**Task statement**. Locate every line in the material below that has the word "orientation". Copy each of those lines.

------ Extracted data

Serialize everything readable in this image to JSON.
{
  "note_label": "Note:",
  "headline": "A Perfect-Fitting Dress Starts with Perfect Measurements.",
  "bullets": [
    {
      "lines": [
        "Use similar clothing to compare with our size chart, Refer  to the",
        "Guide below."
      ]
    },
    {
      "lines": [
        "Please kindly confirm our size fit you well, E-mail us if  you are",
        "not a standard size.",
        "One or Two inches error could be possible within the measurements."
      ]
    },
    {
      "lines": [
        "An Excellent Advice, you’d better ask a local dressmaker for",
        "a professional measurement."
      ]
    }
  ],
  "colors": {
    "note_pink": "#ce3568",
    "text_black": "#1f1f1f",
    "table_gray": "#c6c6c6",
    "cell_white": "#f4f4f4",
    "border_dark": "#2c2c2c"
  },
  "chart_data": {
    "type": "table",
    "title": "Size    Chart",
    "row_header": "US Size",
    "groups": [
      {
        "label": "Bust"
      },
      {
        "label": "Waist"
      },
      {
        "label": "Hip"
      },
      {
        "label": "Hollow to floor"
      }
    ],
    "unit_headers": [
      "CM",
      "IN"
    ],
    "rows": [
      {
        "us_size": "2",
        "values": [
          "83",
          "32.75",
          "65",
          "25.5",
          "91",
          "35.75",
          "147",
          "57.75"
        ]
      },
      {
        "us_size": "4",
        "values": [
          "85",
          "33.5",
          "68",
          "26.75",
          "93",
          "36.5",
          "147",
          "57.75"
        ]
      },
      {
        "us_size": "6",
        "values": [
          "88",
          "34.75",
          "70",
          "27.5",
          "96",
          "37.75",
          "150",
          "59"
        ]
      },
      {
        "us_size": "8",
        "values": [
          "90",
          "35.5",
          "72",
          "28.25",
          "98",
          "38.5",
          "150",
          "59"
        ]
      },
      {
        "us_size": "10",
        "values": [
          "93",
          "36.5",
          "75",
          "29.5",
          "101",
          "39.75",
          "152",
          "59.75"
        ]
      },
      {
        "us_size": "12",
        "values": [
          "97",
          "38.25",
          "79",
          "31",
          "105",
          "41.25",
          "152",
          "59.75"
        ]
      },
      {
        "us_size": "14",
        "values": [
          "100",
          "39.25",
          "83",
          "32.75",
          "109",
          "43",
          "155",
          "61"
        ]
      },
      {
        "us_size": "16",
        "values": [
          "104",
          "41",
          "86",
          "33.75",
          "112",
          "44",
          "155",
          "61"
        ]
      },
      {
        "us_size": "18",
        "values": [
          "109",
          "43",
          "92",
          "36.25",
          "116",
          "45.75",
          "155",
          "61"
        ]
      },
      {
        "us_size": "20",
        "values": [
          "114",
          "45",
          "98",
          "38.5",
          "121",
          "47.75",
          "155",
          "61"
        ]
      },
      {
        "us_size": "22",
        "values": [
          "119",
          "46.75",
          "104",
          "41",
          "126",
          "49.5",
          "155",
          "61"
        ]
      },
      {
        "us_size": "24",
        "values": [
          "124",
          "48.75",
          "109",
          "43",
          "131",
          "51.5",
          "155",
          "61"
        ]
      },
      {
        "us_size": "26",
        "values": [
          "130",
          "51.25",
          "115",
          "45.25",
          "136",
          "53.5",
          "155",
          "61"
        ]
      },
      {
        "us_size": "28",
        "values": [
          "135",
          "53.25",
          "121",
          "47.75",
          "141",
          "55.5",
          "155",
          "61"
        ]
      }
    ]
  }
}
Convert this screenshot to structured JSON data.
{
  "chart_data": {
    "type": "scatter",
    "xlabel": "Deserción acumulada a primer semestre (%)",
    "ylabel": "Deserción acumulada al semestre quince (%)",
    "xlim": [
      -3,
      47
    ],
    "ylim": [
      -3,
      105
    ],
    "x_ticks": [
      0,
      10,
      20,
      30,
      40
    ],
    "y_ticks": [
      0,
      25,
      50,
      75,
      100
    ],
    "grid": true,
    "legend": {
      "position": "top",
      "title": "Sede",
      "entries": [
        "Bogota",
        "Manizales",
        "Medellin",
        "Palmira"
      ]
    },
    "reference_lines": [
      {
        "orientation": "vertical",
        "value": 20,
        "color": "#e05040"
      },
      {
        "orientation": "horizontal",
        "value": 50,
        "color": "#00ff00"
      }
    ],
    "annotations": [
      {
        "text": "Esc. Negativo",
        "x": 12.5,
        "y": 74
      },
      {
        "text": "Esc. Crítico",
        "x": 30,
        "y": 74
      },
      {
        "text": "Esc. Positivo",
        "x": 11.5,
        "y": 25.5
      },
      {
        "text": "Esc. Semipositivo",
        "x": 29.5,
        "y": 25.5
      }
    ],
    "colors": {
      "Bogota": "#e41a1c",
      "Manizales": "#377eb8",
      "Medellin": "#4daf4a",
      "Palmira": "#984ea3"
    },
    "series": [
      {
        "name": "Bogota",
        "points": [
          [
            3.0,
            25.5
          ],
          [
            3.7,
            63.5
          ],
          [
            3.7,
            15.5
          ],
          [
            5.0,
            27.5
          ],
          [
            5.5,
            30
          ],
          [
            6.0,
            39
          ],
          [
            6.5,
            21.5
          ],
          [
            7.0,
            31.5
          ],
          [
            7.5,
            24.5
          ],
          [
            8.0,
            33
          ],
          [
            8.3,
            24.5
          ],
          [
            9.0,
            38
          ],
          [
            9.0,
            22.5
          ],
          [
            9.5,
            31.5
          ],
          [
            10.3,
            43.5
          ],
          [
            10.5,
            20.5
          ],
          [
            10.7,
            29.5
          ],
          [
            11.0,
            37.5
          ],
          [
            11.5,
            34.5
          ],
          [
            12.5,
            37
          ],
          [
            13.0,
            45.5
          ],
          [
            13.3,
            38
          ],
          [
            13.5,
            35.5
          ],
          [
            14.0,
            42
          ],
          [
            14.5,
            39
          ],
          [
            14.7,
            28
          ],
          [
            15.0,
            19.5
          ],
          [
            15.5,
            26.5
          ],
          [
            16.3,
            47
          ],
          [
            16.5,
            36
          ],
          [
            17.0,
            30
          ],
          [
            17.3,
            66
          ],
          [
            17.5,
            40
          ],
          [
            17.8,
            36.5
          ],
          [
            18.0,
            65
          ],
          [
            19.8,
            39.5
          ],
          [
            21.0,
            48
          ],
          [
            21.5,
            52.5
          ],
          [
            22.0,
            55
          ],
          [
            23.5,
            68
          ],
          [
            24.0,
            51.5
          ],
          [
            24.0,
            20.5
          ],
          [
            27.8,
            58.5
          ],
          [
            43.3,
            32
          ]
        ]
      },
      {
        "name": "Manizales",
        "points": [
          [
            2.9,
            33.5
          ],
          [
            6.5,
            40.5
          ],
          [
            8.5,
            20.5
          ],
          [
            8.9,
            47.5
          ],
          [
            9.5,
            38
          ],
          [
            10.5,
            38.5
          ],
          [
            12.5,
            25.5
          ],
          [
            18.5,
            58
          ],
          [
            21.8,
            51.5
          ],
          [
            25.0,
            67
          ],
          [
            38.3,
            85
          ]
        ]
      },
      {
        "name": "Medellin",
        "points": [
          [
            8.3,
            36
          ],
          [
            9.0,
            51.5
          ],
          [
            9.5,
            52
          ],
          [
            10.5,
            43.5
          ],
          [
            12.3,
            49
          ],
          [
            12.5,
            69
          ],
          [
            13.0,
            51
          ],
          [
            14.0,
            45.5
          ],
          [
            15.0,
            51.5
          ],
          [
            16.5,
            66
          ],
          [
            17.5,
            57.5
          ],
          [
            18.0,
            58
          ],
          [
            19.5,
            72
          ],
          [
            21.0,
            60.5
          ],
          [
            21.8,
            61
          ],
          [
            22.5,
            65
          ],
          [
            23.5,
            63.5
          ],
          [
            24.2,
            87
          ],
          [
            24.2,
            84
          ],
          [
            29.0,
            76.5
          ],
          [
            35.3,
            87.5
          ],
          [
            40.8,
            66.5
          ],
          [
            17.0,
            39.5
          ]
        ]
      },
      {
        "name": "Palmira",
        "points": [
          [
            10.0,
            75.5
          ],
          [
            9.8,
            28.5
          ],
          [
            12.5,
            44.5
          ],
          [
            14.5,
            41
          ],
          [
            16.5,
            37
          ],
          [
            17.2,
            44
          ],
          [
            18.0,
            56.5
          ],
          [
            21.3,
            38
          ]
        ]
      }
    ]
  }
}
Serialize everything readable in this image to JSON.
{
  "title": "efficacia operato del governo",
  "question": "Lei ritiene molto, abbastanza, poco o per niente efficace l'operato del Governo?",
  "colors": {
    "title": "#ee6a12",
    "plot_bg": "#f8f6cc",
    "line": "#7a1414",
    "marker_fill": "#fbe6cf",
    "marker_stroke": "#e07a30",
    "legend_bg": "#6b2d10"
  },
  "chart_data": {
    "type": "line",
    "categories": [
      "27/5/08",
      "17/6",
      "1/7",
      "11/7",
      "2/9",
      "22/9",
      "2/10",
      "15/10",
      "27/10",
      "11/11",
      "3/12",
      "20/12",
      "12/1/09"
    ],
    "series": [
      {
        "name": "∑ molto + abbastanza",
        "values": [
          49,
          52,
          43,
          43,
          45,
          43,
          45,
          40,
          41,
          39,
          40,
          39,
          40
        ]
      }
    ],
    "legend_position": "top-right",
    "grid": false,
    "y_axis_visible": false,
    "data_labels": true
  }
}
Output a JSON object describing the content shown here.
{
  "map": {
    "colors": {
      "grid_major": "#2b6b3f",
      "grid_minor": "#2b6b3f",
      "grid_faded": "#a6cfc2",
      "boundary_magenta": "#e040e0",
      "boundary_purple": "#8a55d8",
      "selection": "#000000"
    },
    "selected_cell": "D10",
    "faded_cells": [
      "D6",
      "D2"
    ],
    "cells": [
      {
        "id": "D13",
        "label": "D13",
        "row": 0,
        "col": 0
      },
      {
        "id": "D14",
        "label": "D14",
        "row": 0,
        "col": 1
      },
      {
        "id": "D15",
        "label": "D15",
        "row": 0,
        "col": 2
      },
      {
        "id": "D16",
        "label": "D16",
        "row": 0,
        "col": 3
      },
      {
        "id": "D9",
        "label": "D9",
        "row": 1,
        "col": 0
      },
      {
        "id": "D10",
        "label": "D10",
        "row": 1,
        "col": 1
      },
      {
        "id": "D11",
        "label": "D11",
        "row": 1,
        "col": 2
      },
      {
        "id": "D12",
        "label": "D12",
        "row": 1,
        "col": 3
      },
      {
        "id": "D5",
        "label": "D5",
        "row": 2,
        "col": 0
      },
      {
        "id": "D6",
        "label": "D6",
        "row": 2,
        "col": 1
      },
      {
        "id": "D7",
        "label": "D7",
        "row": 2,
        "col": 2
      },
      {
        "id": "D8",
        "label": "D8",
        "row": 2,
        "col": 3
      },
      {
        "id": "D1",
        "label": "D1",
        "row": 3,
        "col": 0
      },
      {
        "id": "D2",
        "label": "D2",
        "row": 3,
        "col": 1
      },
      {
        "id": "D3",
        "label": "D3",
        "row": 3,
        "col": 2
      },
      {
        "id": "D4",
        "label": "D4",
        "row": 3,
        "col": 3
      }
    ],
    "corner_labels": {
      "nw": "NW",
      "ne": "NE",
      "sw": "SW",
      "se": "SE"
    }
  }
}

------------

**Solution for this task**.
        "orientation": "vertical",
        "orientation": "horizontal",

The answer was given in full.